▶ What you have to do
Comb through the entries for "エントランスインテリア" and pull out each line that holds it.

(Data items)

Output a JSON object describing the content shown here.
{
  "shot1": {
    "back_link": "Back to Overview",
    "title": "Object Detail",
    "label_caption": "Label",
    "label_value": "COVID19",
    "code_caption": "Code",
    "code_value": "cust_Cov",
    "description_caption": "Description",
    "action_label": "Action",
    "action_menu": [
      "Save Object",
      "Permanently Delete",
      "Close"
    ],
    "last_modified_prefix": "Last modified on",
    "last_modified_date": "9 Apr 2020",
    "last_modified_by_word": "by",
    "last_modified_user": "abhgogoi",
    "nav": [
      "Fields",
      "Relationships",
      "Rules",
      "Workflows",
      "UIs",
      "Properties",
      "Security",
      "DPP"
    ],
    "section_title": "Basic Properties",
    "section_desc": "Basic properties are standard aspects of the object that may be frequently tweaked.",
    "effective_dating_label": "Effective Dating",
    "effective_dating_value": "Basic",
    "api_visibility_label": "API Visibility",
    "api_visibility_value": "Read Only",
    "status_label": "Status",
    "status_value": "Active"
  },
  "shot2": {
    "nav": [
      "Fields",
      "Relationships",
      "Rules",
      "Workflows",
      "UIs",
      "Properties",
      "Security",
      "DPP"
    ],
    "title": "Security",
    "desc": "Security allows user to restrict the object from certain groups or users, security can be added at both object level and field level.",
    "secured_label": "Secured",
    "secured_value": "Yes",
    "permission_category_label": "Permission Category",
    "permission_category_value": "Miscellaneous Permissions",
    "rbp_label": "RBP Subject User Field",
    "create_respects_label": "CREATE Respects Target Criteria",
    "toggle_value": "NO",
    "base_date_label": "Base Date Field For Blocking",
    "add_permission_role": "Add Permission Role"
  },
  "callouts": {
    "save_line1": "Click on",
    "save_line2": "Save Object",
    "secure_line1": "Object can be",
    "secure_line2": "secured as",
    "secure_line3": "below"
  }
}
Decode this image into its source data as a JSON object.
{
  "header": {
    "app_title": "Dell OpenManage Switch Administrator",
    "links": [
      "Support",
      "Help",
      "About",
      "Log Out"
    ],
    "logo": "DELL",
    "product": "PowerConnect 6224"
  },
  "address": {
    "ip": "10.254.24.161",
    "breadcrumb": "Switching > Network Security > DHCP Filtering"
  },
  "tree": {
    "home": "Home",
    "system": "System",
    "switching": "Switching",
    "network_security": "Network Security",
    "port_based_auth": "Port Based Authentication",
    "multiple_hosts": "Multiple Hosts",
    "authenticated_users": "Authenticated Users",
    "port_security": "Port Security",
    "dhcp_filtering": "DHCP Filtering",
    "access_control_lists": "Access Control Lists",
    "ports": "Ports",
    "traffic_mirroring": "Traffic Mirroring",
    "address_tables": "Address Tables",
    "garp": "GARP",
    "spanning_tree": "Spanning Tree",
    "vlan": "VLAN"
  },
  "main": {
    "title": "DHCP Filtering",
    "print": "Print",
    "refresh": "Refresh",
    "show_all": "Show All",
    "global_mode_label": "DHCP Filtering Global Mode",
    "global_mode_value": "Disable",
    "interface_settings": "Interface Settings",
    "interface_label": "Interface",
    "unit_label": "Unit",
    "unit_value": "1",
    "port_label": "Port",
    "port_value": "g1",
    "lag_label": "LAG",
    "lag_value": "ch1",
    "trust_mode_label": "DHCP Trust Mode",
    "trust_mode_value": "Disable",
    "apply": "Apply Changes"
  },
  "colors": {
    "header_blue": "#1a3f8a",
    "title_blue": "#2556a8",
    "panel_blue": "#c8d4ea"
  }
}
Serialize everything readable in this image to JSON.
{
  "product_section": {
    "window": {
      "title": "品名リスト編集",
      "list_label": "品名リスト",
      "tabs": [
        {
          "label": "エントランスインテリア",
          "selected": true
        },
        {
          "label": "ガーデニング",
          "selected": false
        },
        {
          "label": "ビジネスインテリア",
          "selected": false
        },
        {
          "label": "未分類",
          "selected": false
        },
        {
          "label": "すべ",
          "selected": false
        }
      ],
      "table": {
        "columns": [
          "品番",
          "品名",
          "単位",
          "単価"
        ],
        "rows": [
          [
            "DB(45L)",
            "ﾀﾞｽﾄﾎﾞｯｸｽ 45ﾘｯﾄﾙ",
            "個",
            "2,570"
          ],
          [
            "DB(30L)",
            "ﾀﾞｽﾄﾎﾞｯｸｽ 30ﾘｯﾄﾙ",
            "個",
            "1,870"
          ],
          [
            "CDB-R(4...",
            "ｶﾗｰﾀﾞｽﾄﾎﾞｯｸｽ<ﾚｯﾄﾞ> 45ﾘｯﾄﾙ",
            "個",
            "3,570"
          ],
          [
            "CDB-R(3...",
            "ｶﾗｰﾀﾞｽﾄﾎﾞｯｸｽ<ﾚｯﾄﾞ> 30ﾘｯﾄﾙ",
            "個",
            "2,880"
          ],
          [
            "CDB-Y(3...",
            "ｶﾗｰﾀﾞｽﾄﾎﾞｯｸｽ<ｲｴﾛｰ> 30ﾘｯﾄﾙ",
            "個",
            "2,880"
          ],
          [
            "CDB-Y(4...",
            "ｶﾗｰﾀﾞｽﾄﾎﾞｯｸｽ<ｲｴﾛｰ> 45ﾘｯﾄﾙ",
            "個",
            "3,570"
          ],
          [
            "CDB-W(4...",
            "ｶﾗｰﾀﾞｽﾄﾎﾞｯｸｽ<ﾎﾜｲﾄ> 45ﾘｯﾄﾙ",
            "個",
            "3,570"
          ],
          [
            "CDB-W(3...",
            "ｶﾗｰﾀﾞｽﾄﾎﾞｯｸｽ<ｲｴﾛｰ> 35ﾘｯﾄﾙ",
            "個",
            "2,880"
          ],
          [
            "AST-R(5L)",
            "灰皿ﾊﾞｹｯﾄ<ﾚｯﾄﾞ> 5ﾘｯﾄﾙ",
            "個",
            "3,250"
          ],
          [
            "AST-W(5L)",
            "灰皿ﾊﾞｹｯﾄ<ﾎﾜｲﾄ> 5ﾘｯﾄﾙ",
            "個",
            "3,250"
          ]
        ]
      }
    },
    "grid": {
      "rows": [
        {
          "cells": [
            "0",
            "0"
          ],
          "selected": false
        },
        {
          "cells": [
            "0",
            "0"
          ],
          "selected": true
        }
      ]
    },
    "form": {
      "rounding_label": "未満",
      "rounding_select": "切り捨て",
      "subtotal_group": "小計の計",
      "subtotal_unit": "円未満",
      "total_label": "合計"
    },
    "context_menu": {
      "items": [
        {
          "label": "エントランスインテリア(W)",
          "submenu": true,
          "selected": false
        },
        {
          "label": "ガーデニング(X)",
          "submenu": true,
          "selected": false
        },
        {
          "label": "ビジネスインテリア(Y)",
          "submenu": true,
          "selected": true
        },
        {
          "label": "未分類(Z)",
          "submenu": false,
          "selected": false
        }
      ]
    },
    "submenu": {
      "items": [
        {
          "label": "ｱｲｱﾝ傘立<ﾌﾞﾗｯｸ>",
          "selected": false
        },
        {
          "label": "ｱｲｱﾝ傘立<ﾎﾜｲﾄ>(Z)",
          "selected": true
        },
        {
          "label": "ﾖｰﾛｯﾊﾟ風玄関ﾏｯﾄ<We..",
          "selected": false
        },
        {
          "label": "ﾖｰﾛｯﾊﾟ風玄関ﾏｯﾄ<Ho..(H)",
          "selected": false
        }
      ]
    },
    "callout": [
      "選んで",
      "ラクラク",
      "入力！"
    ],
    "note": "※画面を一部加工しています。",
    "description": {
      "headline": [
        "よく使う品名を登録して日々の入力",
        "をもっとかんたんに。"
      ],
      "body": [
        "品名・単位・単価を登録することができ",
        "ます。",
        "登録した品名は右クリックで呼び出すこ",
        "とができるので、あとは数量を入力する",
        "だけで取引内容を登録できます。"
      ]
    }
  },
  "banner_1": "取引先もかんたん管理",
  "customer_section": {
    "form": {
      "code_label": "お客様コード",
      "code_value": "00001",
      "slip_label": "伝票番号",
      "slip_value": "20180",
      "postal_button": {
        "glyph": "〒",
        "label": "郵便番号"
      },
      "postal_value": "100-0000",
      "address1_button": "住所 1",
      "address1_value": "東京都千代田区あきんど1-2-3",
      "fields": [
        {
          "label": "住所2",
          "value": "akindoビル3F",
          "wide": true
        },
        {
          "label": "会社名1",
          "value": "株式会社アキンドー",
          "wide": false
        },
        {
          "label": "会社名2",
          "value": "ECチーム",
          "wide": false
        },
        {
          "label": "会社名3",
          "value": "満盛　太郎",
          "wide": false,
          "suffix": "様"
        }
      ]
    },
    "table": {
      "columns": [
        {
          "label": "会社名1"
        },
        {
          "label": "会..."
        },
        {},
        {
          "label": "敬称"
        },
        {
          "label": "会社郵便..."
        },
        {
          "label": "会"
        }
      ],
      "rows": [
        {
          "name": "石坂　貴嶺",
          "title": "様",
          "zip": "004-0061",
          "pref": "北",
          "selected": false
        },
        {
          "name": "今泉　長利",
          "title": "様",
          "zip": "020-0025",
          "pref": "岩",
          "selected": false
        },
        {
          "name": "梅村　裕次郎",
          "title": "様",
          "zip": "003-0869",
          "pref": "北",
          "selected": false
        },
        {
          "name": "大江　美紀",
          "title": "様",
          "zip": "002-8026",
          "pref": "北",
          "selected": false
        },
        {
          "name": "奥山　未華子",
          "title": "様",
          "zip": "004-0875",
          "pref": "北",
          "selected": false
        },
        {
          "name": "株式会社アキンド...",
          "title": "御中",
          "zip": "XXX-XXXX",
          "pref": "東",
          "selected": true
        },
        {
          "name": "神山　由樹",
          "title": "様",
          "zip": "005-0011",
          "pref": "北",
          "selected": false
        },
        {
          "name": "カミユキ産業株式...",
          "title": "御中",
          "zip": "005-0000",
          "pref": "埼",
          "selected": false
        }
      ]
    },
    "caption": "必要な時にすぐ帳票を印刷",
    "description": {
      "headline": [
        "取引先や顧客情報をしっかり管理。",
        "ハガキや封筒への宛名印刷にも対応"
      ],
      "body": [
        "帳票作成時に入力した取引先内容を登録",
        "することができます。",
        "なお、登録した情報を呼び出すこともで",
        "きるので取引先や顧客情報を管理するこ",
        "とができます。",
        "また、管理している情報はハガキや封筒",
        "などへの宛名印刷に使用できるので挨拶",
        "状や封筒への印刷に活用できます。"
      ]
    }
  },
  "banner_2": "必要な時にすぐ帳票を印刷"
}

▶ Output for this task
          "label": "エントランスインテリア",
          "label": "エントランスインテリア(W)",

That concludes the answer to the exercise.